__Request__: Pick out the lines below with "this" and list them.

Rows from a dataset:

Begin

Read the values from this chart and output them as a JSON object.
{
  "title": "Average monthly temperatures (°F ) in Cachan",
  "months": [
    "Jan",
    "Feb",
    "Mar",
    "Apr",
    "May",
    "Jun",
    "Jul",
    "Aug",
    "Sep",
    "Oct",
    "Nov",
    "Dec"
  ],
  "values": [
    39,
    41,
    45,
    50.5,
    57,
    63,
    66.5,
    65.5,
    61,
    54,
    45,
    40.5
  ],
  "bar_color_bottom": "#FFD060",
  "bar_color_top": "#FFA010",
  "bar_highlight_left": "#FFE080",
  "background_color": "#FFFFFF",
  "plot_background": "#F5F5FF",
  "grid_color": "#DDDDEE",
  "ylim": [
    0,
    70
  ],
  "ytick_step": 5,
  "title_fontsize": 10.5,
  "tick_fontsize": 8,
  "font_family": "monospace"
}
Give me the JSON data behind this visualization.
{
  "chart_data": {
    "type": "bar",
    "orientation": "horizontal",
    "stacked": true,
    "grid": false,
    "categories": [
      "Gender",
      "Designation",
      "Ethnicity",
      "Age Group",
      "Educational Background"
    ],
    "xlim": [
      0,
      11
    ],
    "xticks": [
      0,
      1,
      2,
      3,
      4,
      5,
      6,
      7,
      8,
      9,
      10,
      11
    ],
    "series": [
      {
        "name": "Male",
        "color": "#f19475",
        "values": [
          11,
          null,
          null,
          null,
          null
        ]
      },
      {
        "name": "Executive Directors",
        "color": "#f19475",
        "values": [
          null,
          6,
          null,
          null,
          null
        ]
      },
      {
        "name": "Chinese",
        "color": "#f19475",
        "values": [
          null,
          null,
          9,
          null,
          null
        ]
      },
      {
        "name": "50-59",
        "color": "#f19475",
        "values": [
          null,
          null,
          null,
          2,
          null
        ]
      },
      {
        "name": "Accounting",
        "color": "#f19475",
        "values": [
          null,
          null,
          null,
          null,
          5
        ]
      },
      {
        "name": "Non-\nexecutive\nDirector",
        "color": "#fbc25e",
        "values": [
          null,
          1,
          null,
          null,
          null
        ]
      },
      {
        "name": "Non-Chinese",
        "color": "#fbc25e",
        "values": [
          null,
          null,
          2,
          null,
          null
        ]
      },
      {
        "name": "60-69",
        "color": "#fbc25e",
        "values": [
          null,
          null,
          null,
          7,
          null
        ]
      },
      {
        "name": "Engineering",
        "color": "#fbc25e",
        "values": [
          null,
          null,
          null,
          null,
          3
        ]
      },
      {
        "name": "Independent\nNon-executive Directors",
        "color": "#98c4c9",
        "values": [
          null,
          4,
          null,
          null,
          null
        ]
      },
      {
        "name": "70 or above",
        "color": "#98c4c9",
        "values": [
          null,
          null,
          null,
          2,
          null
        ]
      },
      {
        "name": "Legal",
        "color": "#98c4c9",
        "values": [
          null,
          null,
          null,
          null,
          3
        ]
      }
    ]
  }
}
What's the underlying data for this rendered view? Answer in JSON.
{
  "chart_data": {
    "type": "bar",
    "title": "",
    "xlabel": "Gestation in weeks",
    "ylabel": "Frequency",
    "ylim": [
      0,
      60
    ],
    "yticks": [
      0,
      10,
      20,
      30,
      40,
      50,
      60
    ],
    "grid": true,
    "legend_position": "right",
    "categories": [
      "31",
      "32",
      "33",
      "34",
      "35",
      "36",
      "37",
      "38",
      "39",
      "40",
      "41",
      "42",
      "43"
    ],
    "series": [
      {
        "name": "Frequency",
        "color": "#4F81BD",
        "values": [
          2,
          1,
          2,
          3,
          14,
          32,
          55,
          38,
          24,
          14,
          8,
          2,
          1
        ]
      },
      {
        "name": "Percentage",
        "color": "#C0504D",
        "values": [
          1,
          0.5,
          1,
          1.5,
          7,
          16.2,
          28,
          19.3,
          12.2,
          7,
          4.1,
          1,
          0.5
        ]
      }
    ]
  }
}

End

__Right answer__:
Read the values from this chart and output them as a JSON object.
Give me the JSON data behind this visualization.
What's the underlying data for this rendered view? Answer in JSON.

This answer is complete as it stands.